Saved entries
..........

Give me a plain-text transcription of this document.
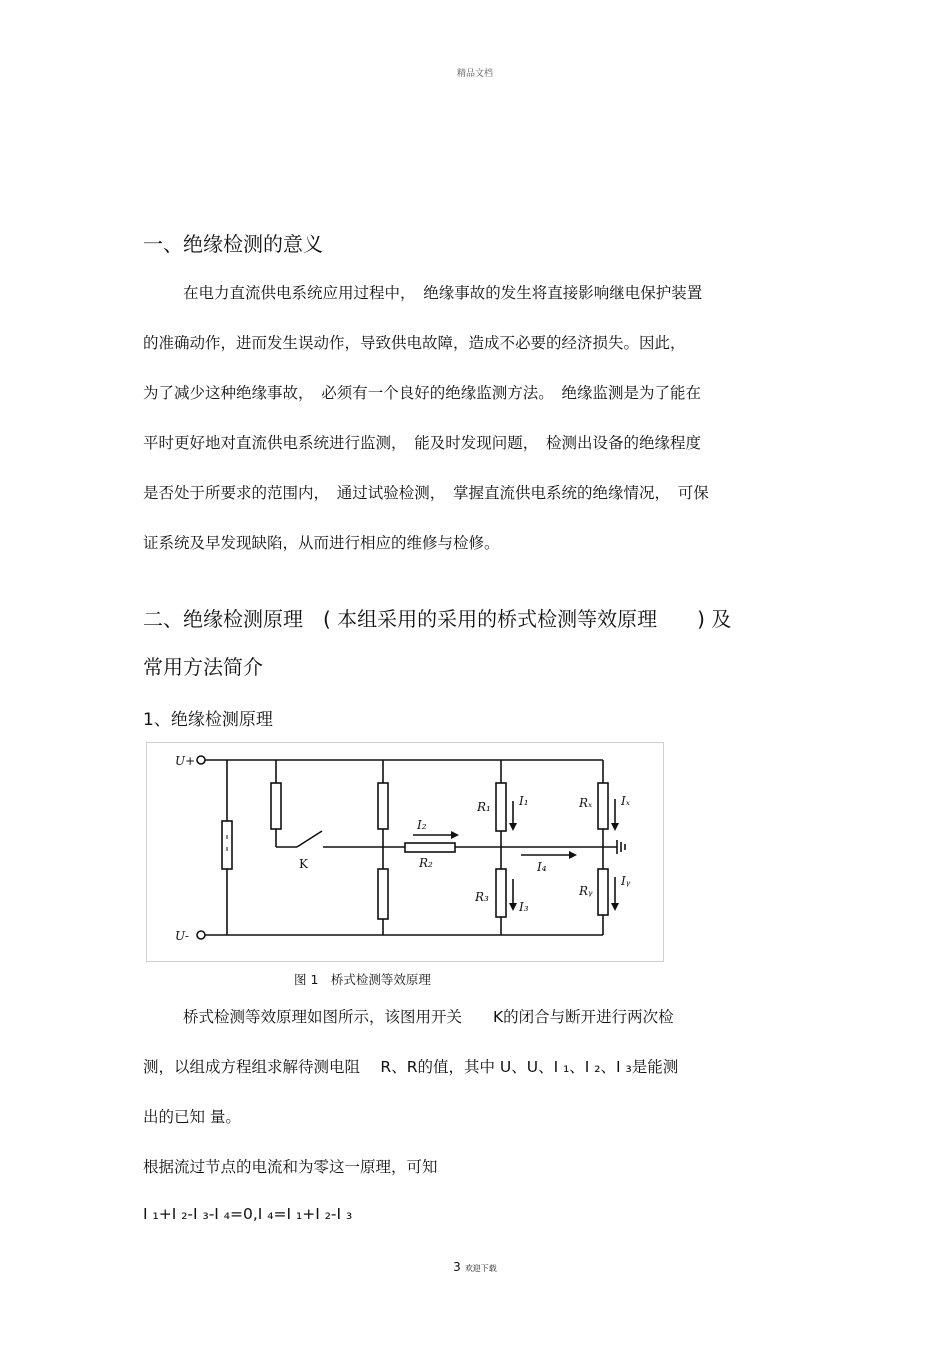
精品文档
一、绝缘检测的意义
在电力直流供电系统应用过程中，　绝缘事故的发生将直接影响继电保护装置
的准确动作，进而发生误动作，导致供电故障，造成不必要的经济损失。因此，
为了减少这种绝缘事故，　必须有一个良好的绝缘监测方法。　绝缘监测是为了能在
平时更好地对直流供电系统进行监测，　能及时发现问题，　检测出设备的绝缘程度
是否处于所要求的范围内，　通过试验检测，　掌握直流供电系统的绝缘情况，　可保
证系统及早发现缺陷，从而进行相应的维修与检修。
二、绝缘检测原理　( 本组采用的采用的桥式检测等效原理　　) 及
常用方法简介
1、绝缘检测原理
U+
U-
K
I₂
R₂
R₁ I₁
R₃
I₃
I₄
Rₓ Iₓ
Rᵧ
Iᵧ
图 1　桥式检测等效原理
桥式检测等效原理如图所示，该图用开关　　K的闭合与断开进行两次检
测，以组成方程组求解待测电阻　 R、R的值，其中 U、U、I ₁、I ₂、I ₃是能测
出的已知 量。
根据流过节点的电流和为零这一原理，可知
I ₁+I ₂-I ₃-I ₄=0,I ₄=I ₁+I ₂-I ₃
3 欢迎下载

..........

Transcribe every record above exactly, leaving out the pictures.

Give me a plain-text transcription of this document.
精品文档
一、绝缘检测的意义
在电力直流供电系统应用过程中，　绝缘事故的发生将直接影响继电保护装置
的准确动作，进而发生误动作，导致供电故障，造成不必要的经济损失。因此，
为了减少这种绝缘事故，　必须有一个良好的绝缘监测方法。　绝缘监测是为了能在
平时更好地对直流供电系统进行监测，　能及时发现问题，　检测出设备的绝缘程度
是否处于所要求的范围内，　通过试验检测，　掌握直流供电系统的绝缘情况，　可保
证系统及早发现缺陷，从而进行相应的维修与检修。
二、绝缘检测原理　( 本组采用的采用的桥式检测等效原理　　) 及
常用方法简介
1、绝缘检测原理
U+
U-
K
I₂
R₂
R₁ I₁
R₃
I₃
I₄
Rₓ Iₓ
Rᵧ
Iᵧ
图 1　桥式检测等效原理
桥式检测等效原理如图所示，该图用开关　　K的闭合与断开进行两次检
测，以组成方程组求解待测电阻　 R、R的值，其中 U、U、I ₁、I ₂、I ₃是能测
出的已知 量。
根据流过节点的电流和为零这一原理，可知
I ₁+I ₂-I ₃-I ₄=0,I ₄=I ₁+I ₂-I ₃
3 欢迎下载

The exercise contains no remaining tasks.